— begin EXTRACTED ENTRIES —

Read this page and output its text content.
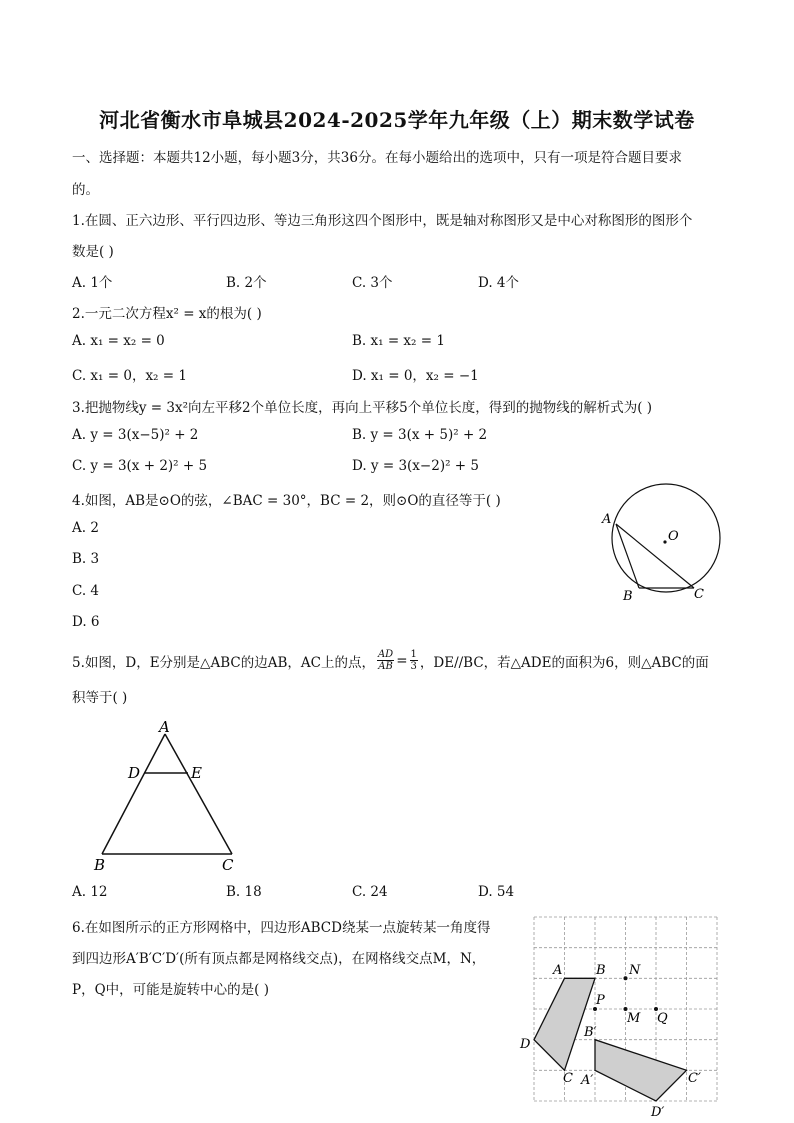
河北省衡水市阜城县2024-2025学年九年级（上）期末数学试卷
一、选择题：本题共12小题，每小题3分，共36分。在每小题给出的选项中，只有一项是符合题目要求
的。
1.在圆、正六边形、平行四边形、等边三角形这四个图形中，既是轴对称图形又是中心对称图形的图形个
数是( )
A. 1个	B. 2个	C. 3个	D. 4个
2.一元二次方程x² = x的根为( )
A. x₁ = x₂ = 0	B. x₁ = x₂ = 1
C. x₁ = 0，x₂ = 1	D. x₁ = 0，x₂ = −1
3.把抛物线y = 3x²向左平移2个单位长度，再向上平移5个单位长度，得到的抛物线的解析式为( )
A. y = 3(x−5)² + 2	B. y = 3(x + 5)² + 2
C. y = 3(x + 2)² + 5	D. y = 3(x−2)² + 5
4.如图，AB是⊙O的弦，∠BAC = 30°，BC = 2，则⊙O的直径等于( )
A. 2
B. 3
C. 4
D. 6
O
A
B	C
5.如图，D，E分别是△ABC的边AB，AC上的点， $\frac{AD}{AB} = \frac{1}{3}$ ，DE//BC，若△ADE的面积为6，则△ABC的面
积等于( )
A
D	E
B	C
A. 12	B. 18	C. 24	D. 54
6.在如图所示的正方形网格中，四边形ABCD绕某一点旋转某一角度得
到四边形A′B′C′D′(所有顶点都是网格线交点)，在网格线交点M，N，
P，Q中，可能是旋转中心的是( )
A	B N
P
M Q
B′
D
C A′	C′
D′
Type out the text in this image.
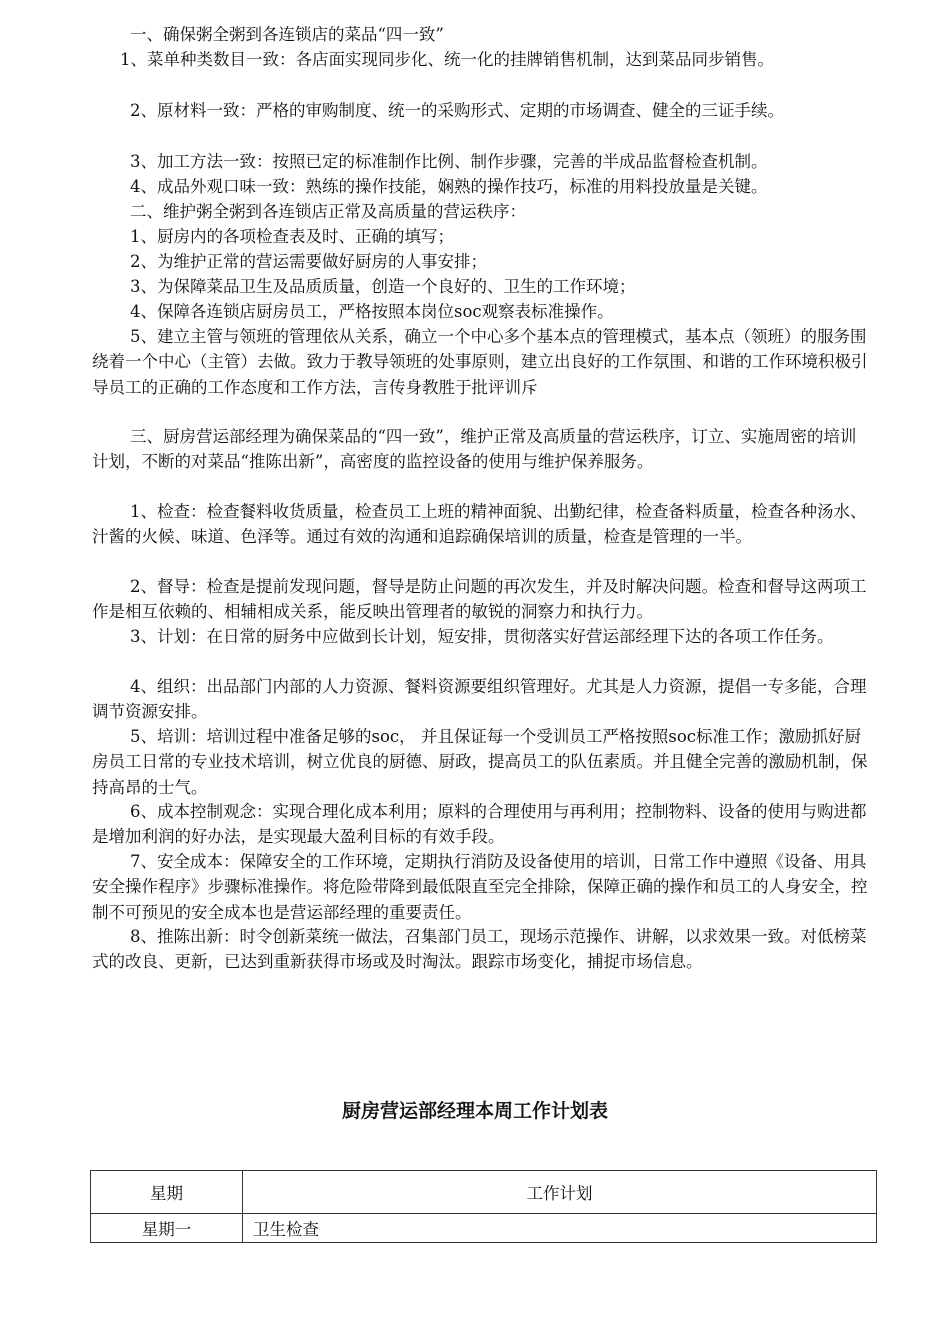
一、确保粥全粥到各连锁店的菜品“四一致”
1、菜单种类数目一致：各店面实现同步化、统一化的挂牌销售机制，达到菜品同步销售。
2、原材料一致：严格的审购制度、统一的采购形式、定期的市场调查、健全的三证手续。
3、加工方法一致：按照已定的标准制作比例、制作步骤，完善的半成品监督检查机制。
4、成品外观口味一致：熟练的操作技能，娴熟的操作技巧，标准的用料投放量是关键。
二、维护粥全粥到各连锁店正常及高质量的营运秩序：
1、厨房内的各项检查表及时、正确的填写；
2、为维护正常的营运需要做好厨房的人事安排；
3、为保障菜品卫生及品质质量，创造一个良好的、卫生的工作环境；
4、保障各连锁店厨房员工，严格按照本岗位soc观察表标准操作。
5、建立主管与领班的管理依从关系，确立一个中心多个基本点的管理模式，基本点（领班）的服务围绕着一个中心（主管）去做。致力于教导领班的处事原则，建立出良好的工作氛围、和谐的工作环境积极引导员工的正确的工作态度和工作方法，言传身教胜于批评训斥
三、厨房营运部经理为确保菜品的“四一致”，维护正常及高质量的营运秩序，订立、实施周密的培训计划，不断的对菜品“推陈出新”，高密度的监控设备的使用与维护保养服务。
1、检查：检查餐料收货质量，检查员工上班的精神面貌、出勤纪律，检查备料质量，检查各种汤水、汁酱的火候、味道、色泽等。通过有效的沟通和追踪确保培训的质量，检查是管理的一半。
2、督导：检查是提前发现问题，督导是防止问题的再次发生，并及时解决问题。检查和督导这两项工作是相互依赖的、相辅相成关系，能反映出管理者的敏锐的洞察力和执行力。
3、计划：在日常的厨务中应做到长计划，短安排，贯彻落实好营运部经理下达的各项工作任务。
4、组织：出品部门内部的人力资源、餐料资源要组织管理好。尤其是人力资源，提倡一专多能，合理调节资源安排。
5、培训：培训过程中准备足够的soc， 并且保证每一个受训员工严格按照soc标准工作；激励抓好厨房员工日常的专业技术培训，树立优良的厨德、厨政，提高员工的队伍素质。并且健全完善的激励机制，保持高昂的士气。
6、成本控制观念：实现合理化成本利用；原料的合理使用与再利用；控制物料、设备的使用与购进都是增加利润的好办法，是实现最大盈利目标的有效手段。
7、安全成本：保障安全的工作环境，定期执行消防及设备使用的培训，日常工作中遵照《设备、用具安全操作程序》步骤标准操作。将危险带降到最低限直至完全排除，保障正确的操作和员工的人身安全，控制不可预见的安全成本也是营运部经理的重要责任。
8、推陈出新：时令创新菜统一做法，召集部门员工，现场示范操作、讲解，以求效果一致。对低榜菜式的改良、更新，已达到重新获得市场或及时淘汰。跟踪市场变化，捕捉市场信息。
厨房营运部经理本周工作计划表
星期	工作计划
星期一	卫生检查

— end EXTRACTED ENTRIES —

Output each line of the listing above, word for word, from the one holding "Type out the text in this image." through the last line, both included; omit the pictures.

Type out the text in this image.
一、确保粥全粥到各连锁店的菜品“四一致”
1、菜单种类数目一致：各店面实现同步化、统一化的挂牌销售机制，达到菜品同步销售。
2、原材料一致：严格的审购制度、统一的采购形式、定期的市场调查、健全的三证手续。
3、加工方法一致：按照已定的标准制作比例、制作步骤，完善的半成品监督检查机制。
4、成品外观口味一致：熟练的操作技能，娴熟的操作技巧，标准的用料投放量是关键。
二、维护粥全粥到各连锁店正常及高质量的营运秩序：
1、厨房内的各项检查表及时、正确的填写；
2、为维护正常的营运需要做好厨房的人事安排；
3、为保障菜品卫生及品质质量，创造一个良好的、卫生的工作环境；
4、保障各连锁店厨房员工，严格按照本岗位soc观察表标准操作。
5、建立主管与领班的管理依从关系，确立一个中心多个基本点的管理模式，基本点（领班）的服务围绕着一个中心（主管）去做。致力于教导领班的处事原则，建立出良好的工作氛围、和谐的工作环境积极引导员工的正确的工作态度和工作方法，言传身教胜于批评训斥
三、厨房营运部经理为确保菜品的“四一致”，维护正常及高质量的营运秩序，订立、实施周密的培训计划，不断的对菜品“推陈出新”，高密度的监控设备的使用与维护保养服务。
1、检查：检查餐料收货质量，检查员工上班的精神面貌、出勤纪律，检查备料质量，检查各种汤水、汁酱的火候、味道、色泽等。通过有效的沟通和追踪确保培训的质量，检查是管理的一半。
2、督导：检查是提前发现问题，督导是防止问题的再次发生，并及时解决问题。检查和督导这两项工作是相互依赖的、相辅相成关系，能反映出管理者的敏锐的洞察力和执行力。
3、计划：在日常的厨务中应做到长计划，短安排，贯彻落实好营运部经理下达的各项工作任务。
4、组织：出品部门内部的人力资源、餐料资源要组织管理好。尤其是人力资源，提倡一专多能，合理调节资源安排。
5、培训：培训过程中准备足够的soc， 并且保证每一个受训员工严格按照soc标准工作；激励抓好厨房员工日常的专业技术培训，树立优良的厨德、厨政，提高员工的队伍素质。并且健全完善的激励机制，保持高昂的士气。
6、成本控制观念：实现合理化成本利用；原料的合理使用与再利用；控制物料、设备的使用与购进都是增加利润的好办法，是实现最大盈利目标的有效手段。
7、安全成本：保障安全的工作环境，定期执行消防及设备使用的培训，日常工作中遵照《设备、用具安全操作程序》步骤标准操作。将危险带降到最低限直至完全排除，保障正确的操作和员工的人身安全，控制不可预见的安全成本也是营运部经理的重要责任。
8、推陈出新：时令创新菜统一做法，召集部门员工，现场示范操作、讲解，以求效果一致。对低榜菜式的改良、更新，已达到重新获得市场或及时淘汰。跟踪市场变化，捕捉市场信息。
厨房营运部经理本周工作计划表
星期	工作计划
星期一	卫生检查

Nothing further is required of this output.